Do this
Please copy all the lines that follow, word for word.

Material

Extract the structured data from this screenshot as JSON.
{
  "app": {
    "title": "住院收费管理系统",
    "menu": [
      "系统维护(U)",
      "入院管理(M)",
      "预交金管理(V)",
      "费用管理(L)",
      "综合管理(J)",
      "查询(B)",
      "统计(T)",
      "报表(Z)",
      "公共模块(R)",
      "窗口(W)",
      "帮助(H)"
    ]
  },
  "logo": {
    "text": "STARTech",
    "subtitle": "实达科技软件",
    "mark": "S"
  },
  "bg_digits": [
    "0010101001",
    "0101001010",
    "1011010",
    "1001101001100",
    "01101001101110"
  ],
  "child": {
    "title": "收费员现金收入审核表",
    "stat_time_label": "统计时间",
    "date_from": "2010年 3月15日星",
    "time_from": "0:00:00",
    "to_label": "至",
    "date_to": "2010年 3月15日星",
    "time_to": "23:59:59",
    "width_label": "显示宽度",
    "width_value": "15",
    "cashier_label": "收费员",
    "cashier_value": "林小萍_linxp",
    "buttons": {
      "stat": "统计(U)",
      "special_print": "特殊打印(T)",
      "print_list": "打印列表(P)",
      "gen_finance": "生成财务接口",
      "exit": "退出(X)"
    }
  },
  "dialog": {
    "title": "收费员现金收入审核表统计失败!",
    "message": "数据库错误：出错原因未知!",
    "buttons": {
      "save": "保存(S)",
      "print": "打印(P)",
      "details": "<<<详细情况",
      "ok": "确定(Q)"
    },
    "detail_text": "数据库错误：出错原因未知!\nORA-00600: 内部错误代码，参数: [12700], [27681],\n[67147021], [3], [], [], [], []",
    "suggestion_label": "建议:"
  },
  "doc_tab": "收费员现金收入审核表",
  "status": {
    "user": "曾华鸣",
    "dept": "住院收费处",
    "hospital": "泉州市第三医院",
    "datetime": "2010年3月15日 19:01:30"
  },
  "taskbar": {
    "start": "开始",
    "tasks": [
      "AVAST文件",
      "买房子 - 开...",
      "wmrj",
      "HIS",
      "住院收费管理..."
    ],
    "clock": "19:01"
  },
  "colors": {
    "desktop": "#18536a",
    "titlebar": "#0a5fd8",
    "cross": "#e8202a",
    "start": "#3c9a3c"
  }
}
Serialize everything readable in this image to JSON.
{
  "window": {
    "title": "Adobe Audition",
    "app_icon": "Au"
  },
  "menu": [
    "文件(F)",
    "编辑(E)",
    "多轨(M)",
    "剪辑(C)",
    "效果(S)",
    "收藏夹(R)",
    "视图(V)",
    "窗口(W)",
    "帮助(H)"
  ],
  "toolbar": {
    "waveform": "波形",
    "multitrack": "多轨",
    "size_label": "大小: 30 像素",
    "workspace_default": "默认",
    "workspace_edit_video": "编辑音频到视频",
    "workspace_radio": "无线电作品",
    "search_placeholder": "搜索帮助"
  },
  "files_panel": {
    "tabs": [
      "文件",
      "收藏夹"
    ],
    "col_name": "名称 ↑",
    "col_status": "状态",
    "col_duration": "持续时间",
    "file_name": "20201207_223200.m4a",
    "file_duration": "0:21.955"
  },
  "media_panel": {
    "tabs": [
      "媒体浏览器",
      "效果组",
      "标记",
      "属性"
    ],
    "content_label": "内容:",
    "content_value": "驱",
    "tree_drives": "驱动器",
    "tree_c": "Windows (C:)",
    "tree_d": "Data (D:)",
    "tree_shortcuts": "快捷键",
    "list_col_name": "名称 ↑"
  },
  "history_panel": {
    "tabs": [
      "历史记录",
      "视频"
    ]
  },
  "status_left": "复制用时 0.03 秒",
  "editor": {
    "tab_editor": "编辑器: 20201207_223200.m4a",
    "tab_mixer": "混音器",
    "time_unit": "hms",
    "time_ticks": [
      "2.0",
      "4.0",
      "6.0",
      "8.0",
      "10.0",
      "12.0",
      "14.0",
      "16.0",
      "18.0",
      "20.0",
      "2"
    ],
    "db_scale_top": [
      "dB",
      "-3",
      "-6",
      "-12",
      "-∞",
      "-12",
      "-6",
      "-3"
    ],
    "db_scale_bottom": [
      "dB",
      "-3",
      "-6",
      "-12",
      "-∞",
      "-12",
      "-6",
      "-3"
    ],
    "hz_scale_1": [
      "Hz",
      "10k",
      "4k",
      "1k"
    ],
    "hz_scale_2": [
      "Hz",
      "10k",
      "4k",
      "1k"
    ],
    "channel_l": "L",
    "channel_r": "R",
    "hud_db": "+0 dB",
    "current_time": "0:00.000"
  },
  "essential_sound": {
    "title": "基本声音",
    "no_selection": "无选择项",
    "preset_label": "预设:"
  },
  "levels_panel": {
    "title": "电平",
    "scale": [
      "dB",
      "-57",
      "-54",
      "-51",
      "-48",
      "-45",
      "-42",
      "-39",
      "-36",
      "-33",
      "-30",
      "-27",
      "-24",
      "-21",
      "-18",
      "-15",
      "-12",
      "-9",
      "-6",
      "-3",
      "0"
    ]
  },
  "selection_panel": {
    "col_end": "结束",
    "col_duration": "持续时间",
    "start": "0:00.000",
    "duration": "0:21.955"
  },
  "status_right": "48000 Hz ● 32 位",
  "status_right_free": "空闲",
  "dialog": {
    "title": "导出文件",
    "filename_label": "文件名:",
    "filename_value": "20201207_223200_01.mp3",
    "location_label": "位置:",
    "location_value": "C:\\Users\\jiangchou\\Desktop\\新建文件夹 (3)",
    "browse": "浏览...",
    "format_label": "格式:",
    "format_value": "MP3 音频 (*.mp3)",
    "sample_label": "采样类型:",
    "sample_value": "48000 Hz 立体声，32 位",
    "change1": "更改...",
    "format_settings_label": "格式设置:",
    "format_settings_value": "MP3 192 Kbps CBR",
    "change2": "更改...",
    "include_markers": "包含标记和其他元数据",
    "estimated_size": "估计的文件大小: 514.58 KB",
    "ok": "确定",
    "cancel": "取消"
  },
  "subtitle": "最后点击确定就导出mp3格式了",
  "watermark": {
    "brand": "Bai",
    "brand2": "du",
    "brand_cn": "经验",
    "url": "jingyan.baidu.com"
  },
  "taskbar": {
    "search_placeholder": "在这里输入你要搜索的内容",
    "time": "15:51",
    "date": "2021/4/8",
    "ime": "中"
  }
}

Finished answer
Extract the structured data from this screenshot as JSON.
{
  "app": {
    "title": "住院收费管理系统",
    "menu": [
      "系统维护(U)",
      "入院管理(M)",
      "预交金管理(V)",
      "费用管理(L)",
      "综合管理(J)",
      "查询(B)",
      "统计(T)",
      "报表(Z)",
      "公共模块(R)",
      "窗口(W)",
      "帮助(H)"
    ]
  },
  "logo": {
    "text": "STARTech",
    "subtitle": "实达科技软件",
    "mark": "S"
  },
  "bg_digits": [
    "0010101001",
    "0101001010",
    "1011010",
    "1001101001100",
    "01101001101110"
  ],
  "child": {
    "title": "收费员现金收入审核表",
    "stat_time_label": "统计时间",
    "date_from": "2010年 3月15日星",
    "time_from": "0:00:00",
    "to_label": "至",
    "date_to": "2010年 3月15日星",
    "time_to": "23:59:59",
    "width_label": "显示宽度",
    "width_value": "15",
    "cashier_label": "收费员",
    "cashier_value": "林小萍_linxp",
    "buttons": {
      "stat": "统计(U)",
      "special_print": "特殊打印(T)",
      "print_list": "打印列表(P)",
      "gen_finance": "生成财务接口",
      "exit": "退出(X)"
    }
  },
  "dialog": {
    "title": "收费员现金收入审核表统计失败!",
    "message": "数据库错误：出错原因未知!",
    "buttons": {
      "save": "保存(S)",
      "print": "打印(P)",
      "details": "<<<详细情况",
      "ok": "确定(Q)"
    },
    "detail_text": "数据库错误：出错原因未知!\nORA-00600: 内部错误代码，参数: [12700], [27681],\n[67147021], [3], [], [], [], []",
    "suggestion_label": "建议:"
  },
  "doc_tab": "收费员现金收入审核表",
  "status": {
    "user": "曾华鸣",
    "dept": "住院收费处",
    "hospital": "泉州市第三医院",
    "datetime": "2010年3月15日 19:01:30"
  },
  "taskbar": {
    "start": "开始",
    "tasks": [
      "AVAST文件",
      "买房子 - 开...",
      "wmrj",
      "HIS",
      "住院收费管理..."
    ],
    "clock": "19:01"
  },
  "colors": {
    "desktop": "#18536a",
    "titlebar": "#0a5fd8",
    "cross": "#e8202a",
    "start": "#3c9a3c"
  }
}
Serialize everything readable in this image to JSON.
{
  "window": {
    "title": "Adobe Audition",
    "app_icon": "Au"
  },
  "menu": [
    "文件(F)",
    "编辑(E)",
    "多轨(M)",
    "剪辑(C)",
    "效果(S)",
    "收藏夹(R)",
    "视图(V)",
    "窗口(W)",
    "帮助(H)"
  ],
  "toolbar": {
    "waveform": "波形",
    "multitrack": "多轨",
    "size_label": "大小: 30 像素",
    "workspace_default": "默认",
    "workspace_edit_video": "编辑音频到视频",
    "workspace_radio": "无线电作品",
    "search_placeholder": "搜索帮助"
  },
  "files_panel": {
    "tabs": [
      "文件",
      "收藏夹"
    ],
    "col_name": "名称 ↑",
    "col_status": "状态",
    "col_duration": "持续时间",
    "file_name": "20201207_223200.m4a",
    "file_duration": "0:21.955"
  },
  "media_panel": {
    "tabs": [
      "媒体浏览器",
      "效果组",
      "标记",
      "属性"
    ],
    "content_label": "内容:",
    "content_value": "驱",
    "tree_drives": "驱动器",
    "tree_c": "Windows (C:)",
    "tree_d": "Data (D:)",
    "tree_shortcuts": "快捷键",
    "list_col_name": "名称 ↑"
  },
  "history_panel": {
    "tabs": [
      "历史记录",
      "视频"
    ]
  },
  "status_left": "复制用时 0.03 秒",
  "editor": {
    "tab_editor": "编辑器: 20201207_223200.m4a",
    "tab_mixer": "混音器",
    "time_unit": "hms",
    "time_ticks": [
      "2.0",
      "4.0",
      "6.0",
      "8.0",
      "10.0",
      "12.0",
      "14.0",
      "16.0",
      "18.0",
      "20.0",
      "2"
    ],
    "db_scale_top": [
      "dB",
      "-3",
      "-6",
      "-12",
      "-∞",
      "-12",
      "-6",
      "-3"
    ],
    "db_scale_bottom": [
      "dB",
      "-3",
      "-6",
      "-12",
      "-∞",
      "-12",
      "-6",
      "-3"
    ],
    "hz_scale_1": [
      "Hz",
      "10k",
      "4k",
      "1k"
    ],
    "hz_scale_2": [
      "Hz",
      "10k",
      "4k",
      "1k"
    ],
    "channel_l": "L",
    "channel_r": "R",
    "hud_db": "+0 dB",
    "current_time": "0:00.000"
  },
  "essential_sound": {
    "title": "基本声音",
    "no_selection": "无选择项",
    "preset_label": "预设:"
  },
  "levels_panel": {
    "title": "电平",
    "scale": [
      "dB",
      "-57",
      "-54",
      "-51",
      "-48",
      "-45",
      "-42",
      "-39",
      "-36",
      "-33",
      "-30",
      "-27",
      "-24",
      "-21",
      "-18",
      "-15",
      "-12",
      "-9",
      "-6",
      "-3",
      "0"
    ]
  },
  "selection_panel": {
    "col_end": "结束",
    "col_duration": "持续时间",
    "start": "0:00.000",
    "duration": "0:21.955"
  },
  "status_right": "48000 Hz ● 32 位",
  "status_right_free": "空闲",
  "dialog": {
    "title": "导出文件",
    "filename_label": "文件名:",
    "filename_value": "20201207_223200_01.mp3",
    "location_label": "位置:",
    "location_value": "C:\\Users\\jiangchou\\Desktop\\新建文件夹 (3)",
    "browse": "浏览...",
    "format_label": "格式:",
    "format_value": "MP3 音频 (*.mp3)",
    "sample_label": "采样类型:",
    "sample_value": "48000 Hz 立体声，32 位",
    "change1": "更改...",
    "format_settings_label": "格式设置:",
    "format_settings_value": "MP3 192 Kbps CBR",
    "change2": "更改...",
    "include_markers": "包含标记和其他元数据",
    "estimated_size": "估计的文件大小: 514.58 KB",
    "ok": "确定",
    "cancel": "取消"
  },
  "subtitle": "最后点击确定就导出mp3格式了",
  "watermark": {
    "brand": "Bai",
    "brand2": "du",
    "brand_cn": "经验",
    "url": "jingyan.baidu.com"
  },
  "taskbar": {
    "search_placeholder": "在这里输入你要搜索的内容",
    "time": "15:51",
    "date": "2021/4/8",
    "ime": "中"
  }
}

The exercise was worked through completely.